EXERCISE GOAL:
Output the records in full, exactly as given.

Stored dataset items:
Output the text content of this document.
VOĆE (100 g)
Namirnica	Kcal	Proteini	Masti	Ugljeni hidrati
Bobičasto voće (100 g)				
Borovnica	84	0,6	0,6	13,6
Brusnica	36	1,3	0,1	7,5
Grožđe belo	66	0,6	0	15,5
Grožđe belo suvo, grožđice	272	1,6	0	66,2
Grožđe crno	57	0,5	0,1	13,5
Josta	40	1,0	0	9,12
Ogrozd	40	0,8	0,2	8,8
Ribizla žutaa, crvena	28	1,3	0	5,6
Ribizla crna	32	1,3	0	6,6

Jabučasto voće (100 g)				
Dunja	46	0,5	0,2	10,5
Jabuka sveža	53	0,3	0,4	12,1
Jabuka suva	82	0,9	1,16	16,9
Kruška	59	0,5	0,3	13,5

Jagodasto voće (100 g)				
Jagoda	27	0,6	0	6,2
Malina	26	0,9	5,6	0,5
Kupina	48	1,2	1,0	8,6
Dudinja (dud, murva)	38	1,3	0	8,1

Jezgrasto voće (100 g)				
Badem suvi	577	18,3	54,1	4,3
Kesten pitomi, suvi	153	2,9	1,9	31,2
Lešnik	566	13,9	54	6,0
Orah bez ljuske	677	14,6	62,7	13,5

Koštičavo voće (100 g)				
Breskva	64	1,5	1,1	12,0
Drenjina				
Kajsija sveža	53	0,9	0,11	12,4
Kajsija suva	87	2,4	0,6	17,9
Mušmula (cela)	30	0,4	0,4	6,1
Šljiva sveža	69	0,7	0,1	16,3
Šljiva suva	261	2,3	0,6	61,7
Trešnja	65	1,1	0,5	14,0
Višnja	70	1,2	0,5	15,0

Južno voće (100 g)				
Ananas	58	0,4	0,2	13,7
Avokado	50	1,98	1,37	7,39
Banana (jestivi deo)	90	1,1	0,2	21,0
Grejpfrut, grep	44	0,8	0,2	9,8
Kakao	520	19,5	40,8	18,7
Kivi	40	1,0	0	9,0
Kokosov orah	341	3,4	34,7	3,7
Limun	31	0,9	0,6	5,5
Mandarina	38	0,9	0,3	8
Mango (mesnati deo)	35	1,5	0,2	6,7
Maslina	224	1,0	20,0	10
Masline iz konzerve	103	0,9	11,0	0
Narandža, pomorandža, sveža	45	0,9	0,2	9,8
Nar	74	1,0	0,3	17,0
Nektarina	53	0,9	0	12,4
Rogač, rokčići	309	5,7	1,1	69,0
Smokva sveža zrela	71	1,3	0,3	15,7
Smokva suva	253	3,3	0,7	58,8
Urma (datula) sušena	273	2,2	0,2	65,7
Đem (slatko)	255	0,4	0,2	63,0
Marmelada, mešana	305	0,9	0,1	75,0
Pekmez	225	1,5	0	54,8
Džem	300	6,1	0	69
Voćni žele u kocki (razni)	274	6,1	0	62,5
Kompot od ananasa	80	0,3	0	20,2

TASK SOLUTION:
Output the text content of this document.
VOĆE (100 g)
Namirnica	Kcal	Proteini	Masti	Ugljeni hidrati
Bobičasto voće (100 g)				
Borovnica	84	0,6	0,6	13,6
Brusnica	36	1,3	0,1	7,5
Grožđe belo	66	0,6	0	15,5
Grožđe belo suvo, grožđice	272	1,6	0	66,2
Grožđe crno	57	0,5	0,1	13,5
Josta	40	1,0	0	9,12
Ogrozd	40	0,8	0,2	8,8
Ribizla žutaa, crvena	28	1,3	0	5,6
Ribizla crna	32	1,3	0	6,6

Jabučasto voće (100 g)				
Dunja	46	0,5	0,2	10,5
Jabuka sveža	53	0,3	0,4	12,1
Jabuka suva	82	0,9	1,16	16,9
Kruška	59	0,5	0,3	13,5

Jagodasto voće (100 g)				
Jagoda	27	0,6	0	6,2
Malina	26	0,9	5,6	0,5
Kupina	48	1,2	1,0	8,6
Dudinja (dud, murva)	38	1,3	0	8,1

Jezgrasto voće (100 g)				
Badem suvi	577	18,3	54,1	4,3
Kesten pitomi, suvi	153	2,9	1,9	31,2
Lešnik	566	13,9	54	6,0
Orah bez ljuske	677	14,6	62,7	13,5

Koštičavo voće (100 g)				
Breskva	64	1,5	1,1	12,0
Drenjina				
Kajsija sveža	53	0,9	0,11	12,4
Kajsija suva	87	2,4	0,6	17,9
Mušmula (cela)	30	0,4	0,4	6,1
Šljiva sveža	69	0,7	0,1	16,3
Šljiva suva	261	2,3	0,6	61,7
Trešnja	65	1,1	0,5	14,0
Višnja	70	1,2	0,5	15,0

Južno voće (100 g)				
Ananas	58	0,4	0,2	13,7
Avokado	50	1,98	1,37	7,39
Banana (jestivi deo)	90	1,1	0,2	21,0
Grejpfrut, grep	44	0,8	0,2	9,8
Kakao	520	19,5	40,8	18,7
Kivi	40	1,0	0	9,0
Kokosov orah	341	3,4	34,7	3,7
Limun	31	0,9	0,6	5,5
Mandarina	38	0,9	0,3	8
Mango (mesnati deo)	35	1,5	0,2	6,7
Maslina	224	1,0	20,0	10
Masline iz konzerve	103	0,9	11,0	0
Narandža, pomorandža, sveža	45	0,9	0,2	9,8
Nar	74	1,0	0,3	17,0
Nektarina	53	0,9	0	12,4
Rogač, rokčići	309	5,7	1,1	69,0
Smokva sveža zrela	71	1,3	0,3	15,7
Smokva suva	253	3,3	0,7	58,8
Urma (datula) sušena	273	2,2	0,2	65,7
Đem (slatko)	255	0,4	0,2	63,0
Marmelada, mešana	305	0,9	0,1	75,0
Pekmez	225	1,5	0	54,8
Džem	300	6,1	0	69
Voćni žele u kocki (razni)	274	6,1	0	62,5
Kompot od ananasa	80	0,3	0	20,2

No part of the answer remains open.